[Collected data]
↓↓↓

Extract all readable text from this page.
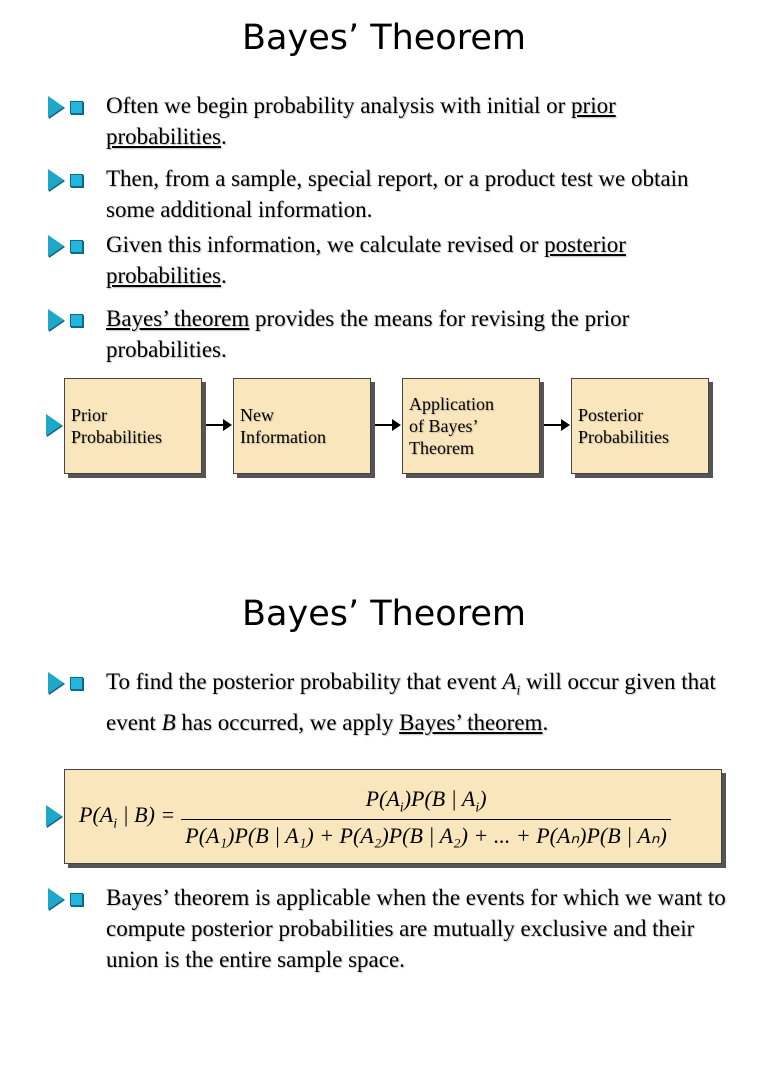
Bayes’ Theorem
Often we begin probability analysis with initial or prior probabilities.
Then, from a sample, special report, or a product test we obtain some additional information.
Given this information, we calculate revised or posterior probabilities.
Bayes’ theorem provides the means for revising the prior probabilities.
Prior
Probabilities
New
Information
Application
of Bayes’
Theorem
Posterior
Probabilities
Bayes’ Theorem
To find the posterior probability that event $A_i$ will occur given that event B has occurred, we apply Bayes’ theorem.
$P(A_i$ | $B) = \frac{P(A_i)P(B | A_i)}{\text{P(A₁)P(B | A₁) + P(A₂)P(B | A₂) + ... + P(Aₙ)P(B | Aₙ)}}$
Bayes’ theorem is applicable when the events for which we want to compute posterior probabilities are mutually exclusive and their union is the entire sample space.
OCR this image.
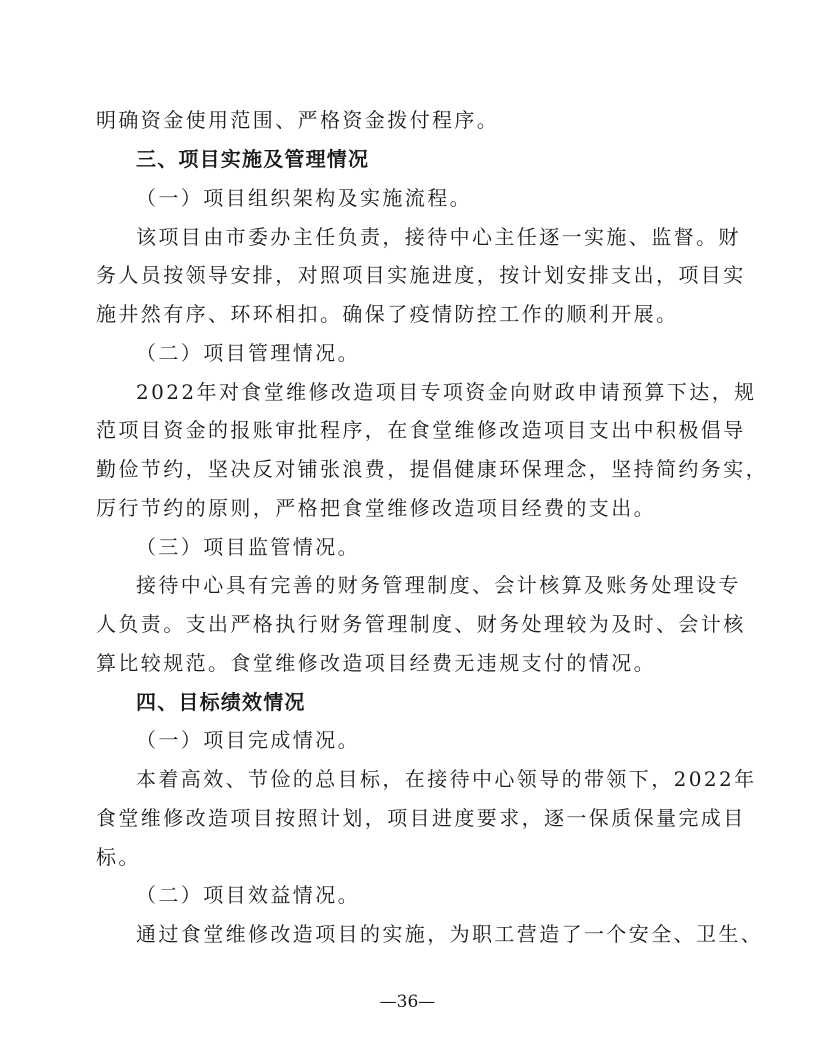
明确资金使用范围、严格资金拨付程序。
三、项目实施及管理情况
（一）项目组织架构及实施流程。
该项目由市委办主任负责，接待中心主任逐一实施、监督。财
务人员按领导安排，对照项目实施进度，按计划安排支出，项目实
施井然有序、环环相扣。确保了疫情防控工作的顺利开展。
（二）项目管理情况。
2022年对食堂维修改造项目专项资金向财政申请预算下达，规
范项目资金的报账审批程序，在食堂维修改造项目支出中积极倡导
勤俭节约，坚决反对铺张浪费，提倡健康环保理念，坚持简约务实，
厉行节约的原则，严格把食堂维修改造项目经费的支出。
（三）项目监管情况。
接待中心具有完善的财务管理制度、会计核算及账务处理设专
人负责。支出严格执行财务管理制度、财务处理较为及时、会计核
算比较规范。食堂维修改造项目经费无违规支付的情况。
四、目标绩效情况
（一）项目完成情况。
本着高效、节俭的总目标，在接待中心领导的带领下，2022年
食堂维修改造项目按照计划，项目进度要求，逐一保质保量完成目
标。
（二）项目效益情况。
通过食堂维修改造项目的实施，为职工营造了一个安全、卫生、
—36—
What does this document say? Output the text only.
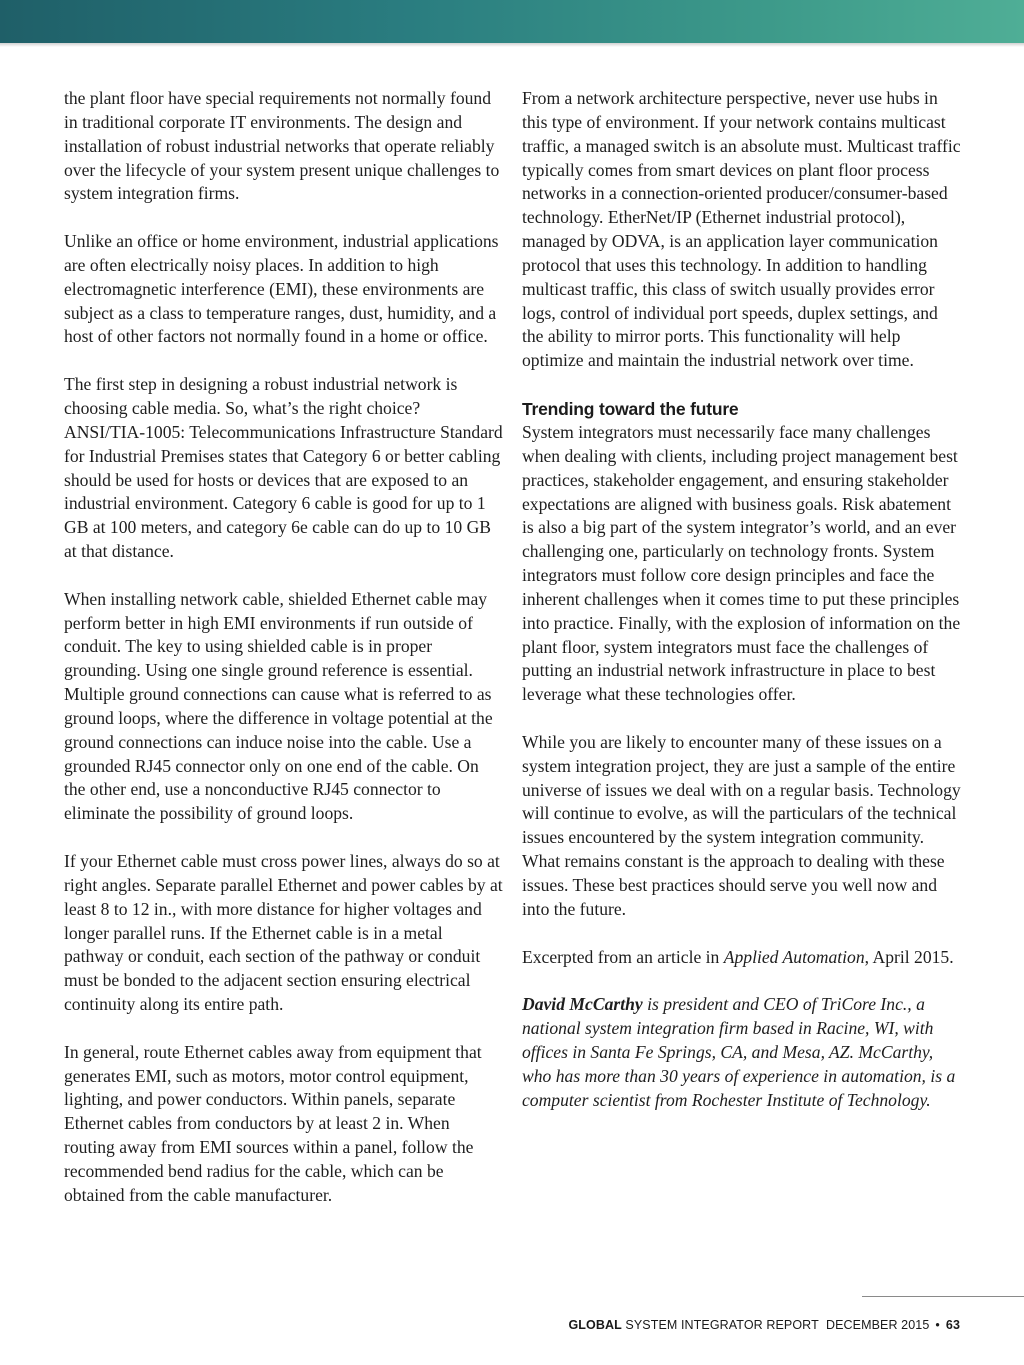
the plant floor have special requirements not normally found in traditional corporate IT environments. The design and installation of robust industrial networks that operate reliably over the lifecycle of your system present unique challenges to system integration firms.

Unlike an office or home environment, industrial applications are often electrically noisy places. In addition to high electromagnetic interference (EMI), these environments are subject as a class to temperature ranges, dust, humidity, and a host of other factors not normally found in a home or office.

The first step in designing a robust industrial network is choosing cable media. So, what’s the right choice? ANSI/TIA-1005: Telecommunications Infrastructure Standard for Industrial Premises states that Category 6 or better cabling should be used for hosts or devices that are exposed to an industrial environment. Category 6 cable is good for up to 1 GB at 100 meters, and category 6e cable can do up to 10 GB at that distance.

When installing network cable, shielded Ethernet cable may perform better in high EMI environments if run outside of conduit. The key to using shielded cable is in proper grounding. Using one single ground reference is essential. Multiple ground connections can cause what is referred to as ground loops, where the difference in voltage potential at the ground connections can induce noise into the cable. Use a grounded RJ45 connector only on one end of the cable. On the other end, use a nonconductive RJ45 connector to eliminate the possibility of ground loops.

If your Ethernet cable must cross power lines, always do so at right angles. Separate parallel Ethernet and power cables by at least 8 to 12 in., with more distance for higher voltages and longer parallel runs. If the Ethernet cable is in a metal pathway or conduit, each section of the pathway or conduit must be bonded to the adjacent section ensuring electrical continuity along its entire path.

In general, route Ethernet cables away from equipment that generates EMI, such as motors, motor control equipment, lighting, and power conductors. Within panels, separate Ethernet cables from conductors by at least 2 in. When routing away from EMI sources within a panel, follow the recommended bend radius for the cable, which can be obtained from the cable manufacturer.

From a network architecture perspective, never use hubs in this type of environment. If your network contains multicast traffic, a managed switch is an absolute must. Multicast traffic typically comes from smart devices on plant floor process networks in a connection-oriented producer/consumer-based technology. EtherNet/IP (Ethernet industrial protocol), managed by ODVA, is an application layer communication protocol that uses this technology. In addition to handling multicast traffic, this class of switch usually provides error logs, control of individual port speeds, duplex settings, and the ability to mirror ports. This functionality will help optimize and maintain the industrial network over time.

Trending toward the future

System integrators must necessarily face many challenges when dealing with clients, including project management best practices, stakeholder engagement, and ensuring stakeholder expectations are aligned with business goals. Risk abatement is also a big part of the system integrator’s world, and an ever challenging one, particularly on technology fronts. System integrators must follow core design principles and face the inherent challenges when it comes time to put these principles into practice. Finally, with the explosion of information on the plant floor, system integrators must face the challenges of putting an industrial network infrastructure in place to best leverage what these technologies offer.

While you are likely to encounter many of these issues on a system integration project, they are just a sample of the entire universe of issues we deal with on a regular basis. Technology will continue to evolve, as will the particulars of the technical issues encountered by the system integration community. What remains constant is the approach to dealing with these issues. These best practices should serve you well now and into the future.

Excerpted from an article in Applied Automation, April 2015.

David McCarthy is president and CEO of TriCore Inc., a national system integration firm based in Racine, WI, with offices in Santa Fe Springs, CA, and Mesa, AZ. McCarthy, who has more than 30 years of experience in automation, is a computer scientist from Rochester Institute of Technology.

GLOBAL SYSTEM INTEGRATOR REPORT DECEMBER 2015 • 63
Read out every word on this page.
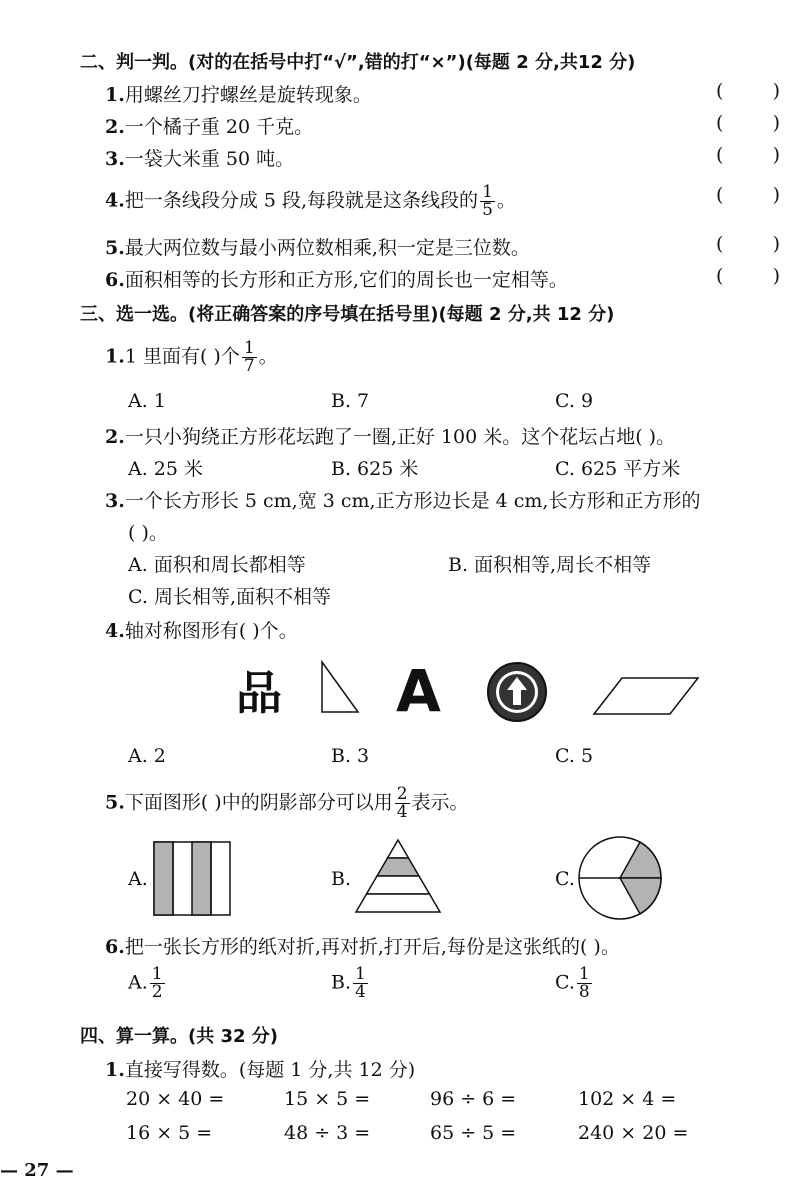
二、判一判。(对的在括号中打“√”,错的打“×”)(每题 2 分,共12 分)
1.用螺丝刀拧螺丝是旋转现象。	(	)
2.一个橘子重 20 千克。	(	)
3.一袋大米重 50 吨。	(	)
4.把一条线段分成 5 段,每段就是这条线段的 $\frac{1}{5}$ 。	(	)
5.最大两位数与最小两位数相乘,积一定是三位数。	(	)
6.面积相等的长方形和正方形,它们的周长也一定相等。	(	)
三、选一选。(将正确答案的序号填在括号里)(每题 2 分,共 12 分)
1.1 里面有( )个 $\frac{1}{7}$ 。
A. 1	B. 7	C. 9
2.一只小狗绕正方形花坛跑了一圈,正好 100 米。这个花坛占地( )。
A. 25 米	B. 625 米	C. 625 平方米
3.一个长方形长 5 cm,宽 3 cm,正方形边长是 4 cm,长方形和正方形的
( )。
A. 面积和周长都相等	B. 面积相等,周长不相等
C. 周长相等,面积不相等
4.轴对称图形有( )个。
品 A
A. 2	B. 3	C. 5
5.下面图形( )中的阴影部分可以用 $\frac{2}{4}$ 表示。
A.	B.	C.
6.把一张长方形的纸对折,再对折,打开后,每份是这张纸的( )。
A. $\frac{1}{2}$	B. $\frac{1}{4}$	C. $\frac{1}{8}$
四、算一算。(共 32 分)
1.直接写得数。(每题 1 分,共 12 分)
20 × 40 =	15 × 5 =	96 ÷ 6 =	102 × 4 =
16 × 5 =	48 ÷ 3 =	65 ÷ 5 =	240 × 20 =
— 27 —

↑↑↑

Stated problem: Take the records above from the line with "Read out every word on this page." down to their last line and please copy those lines exactly, without the pictures.

Written solution:
Read out every word on this page.
二、判一判。(对的在括号中打“√”,错的打“×”)(每题 2 分,共12 分)
1.用螺丝刀拧螺丝是旋转现象。	(	)
2.一个橘子重 20 千克。	(	)
3.一袋大米重 50 吨。	(	)
4.把一条线段分成 5 段,每段就是这条线段的 $\frac{1}{5}$ 。	(	)
5.最大两位数与最小两位数相乘,积一定是三位数。	(	)
6.面积相等的长方形和正方形,它们的周长也一定相等。	(	)
三、选一选。(将正确答案的序号填在括号里)(每题 2 分,共 12 分)
1.1 里面有( )个 $\frac{1}{7}$ 。
A. 1	B. 7	C. 9
2.一只小狗绕正方形花坛跑了一圈,正好 100 米。这个花坛占地( )。
A. 25 米	B. 625 米	C. 625 平方米
3.一个长方形长 5 cm,宽 3 cm,正方形边长是 4 cm,长方形和正方形的
( )。
A. 面积和周长都相等	B. 面积相等,周长不相等
C. 周长相等,面积不相等
4.轴对称图形有( )个。
品 A
A. 2	B. 3	C. 5
5.下面图形( )中的阴影部分可以用 $\frac{2}{4}$ 表示。
A.	B.	C.
6.把一张长方形的纸对折,再对折,打开后,每份是这张纸的( )。
A. $\frac{1}{2}$	B. $\frac{1}{4}$	C. $\frac{1}{8}$
四、算一算。(共 32 分)
1.直接写得数。(每题 1 分,共 12 分)
20 × 40 =	15 × 5 =	96 ÷ 6 =	102 × 4 =
16 × 5 =	48 ÷ 3 =	65 ÷ 5 =	240 × 20 =
— 27 —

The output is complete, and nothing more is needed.